Stored data:
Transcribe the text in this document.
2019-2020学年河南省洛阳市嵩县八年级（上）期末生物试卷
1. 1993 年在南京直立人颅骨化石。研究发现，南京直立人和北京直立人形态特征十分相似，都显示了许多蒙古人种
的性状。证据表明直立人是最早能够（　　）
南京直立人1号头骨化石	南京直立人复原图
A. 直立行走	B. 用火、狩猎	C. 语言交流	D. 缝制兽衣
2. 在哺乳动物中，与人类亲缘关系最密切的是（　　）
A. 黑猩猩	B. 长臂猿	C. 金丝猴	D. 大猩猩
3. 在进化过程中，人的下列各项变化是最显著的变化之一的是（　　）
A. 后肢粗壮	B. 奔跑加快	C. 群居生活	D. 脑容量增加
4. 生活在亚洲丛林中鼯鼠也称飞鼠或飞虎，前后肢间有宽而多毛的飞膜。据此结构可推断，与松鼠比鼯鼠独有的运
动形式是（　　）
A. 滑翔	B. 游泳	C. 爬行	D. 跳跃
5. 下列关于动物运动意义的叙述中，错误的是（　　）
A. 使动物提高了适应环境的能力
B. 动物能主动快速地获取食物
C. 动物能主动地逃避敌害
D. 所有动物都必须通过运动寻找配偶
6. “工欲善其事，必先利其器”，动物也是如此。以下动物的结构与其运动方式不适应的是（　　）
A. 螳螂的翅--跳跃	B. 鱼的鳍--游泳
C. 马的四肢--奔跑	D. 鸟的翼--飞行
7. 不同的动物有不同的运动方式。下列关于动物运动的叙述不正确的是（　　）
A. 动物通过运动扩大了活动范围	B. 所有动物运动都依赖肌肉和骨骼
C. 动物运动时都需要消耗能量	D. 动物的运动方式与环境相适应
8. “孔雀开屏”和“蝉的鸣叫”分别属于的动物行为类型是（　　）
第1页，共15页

Instructions to follow:
Copy out all of the data exactly, leaving nothing out.

Answer in full:
Transcribe the text in this document.
2019-2020学年河南省洛阳市嵩县八年级（上）期末生物试卷
1. 1993 年在南京直立人颅骨化石。研究发现，南京直立人和北京直立人形态特征十分相似，都显示了许多蒙古人种
的性状。证据表明直立人是最早能够（　　）
南京直立人1号头骨化石	南京直立人复原图
A. 直立行走	B. 用火、狩猎	C. 语言交流	D. 缝制兽衣
2. 在哺乳动物中，与人类亲缘关系最密切的是（　　）
A. 黑猩猩	B. 长臂猿	C. 金丝猴	D. 大猩猩
3. 在进化过程中，人的下列各项变化是最显著的变化之一的是（　　）
A. 后肢粗壮	B. 奔跑加快	C. 群居生活	D. 脑容量增加
4. 生活在亚洲丛林中鼯鼠也称飞鼠或飞虎，前后肢间有宽而多毛的飞膜。据此结构可推断，与松鼠比鼯鼠独有的运
动形式是（　　）
A. 滑翔	B. 游泳	C. 爬行	D. 跳跃
5. 下列关于动物运动意义的叙述中，错误的是（　　）
A. 使动物提高了适应环境的能力
B. 动物能主动快速地获取食物
C. 动物能主动地逃避敌害
D. 所有动物都必须通过运动寻找配偶
6. “工欲善其事，必先利其器”，动物也是如此。以下动物的结构与其运动方式不适应的是（　　）
A. 螳螂的翅--跳跃	B. 鱼的鳍--游泳
C. 马的四肢--奔跑	D. 鸟的翼--飞行
7. 不同的动物有不同的运动方式。下列关于动物运动的叙述不正确的是（　　）
A. 动物通过运动扩大了活动范围	B. 所有动物运动都依赖肌肉和骨骼
C. 动物运动时都需要消耗能量	D. 动物的运动方式与环境相适应
8. “孔雀开屏”和“蝉的鸣叫”分别属于的动物行为类型是（　　）
第1页，共15页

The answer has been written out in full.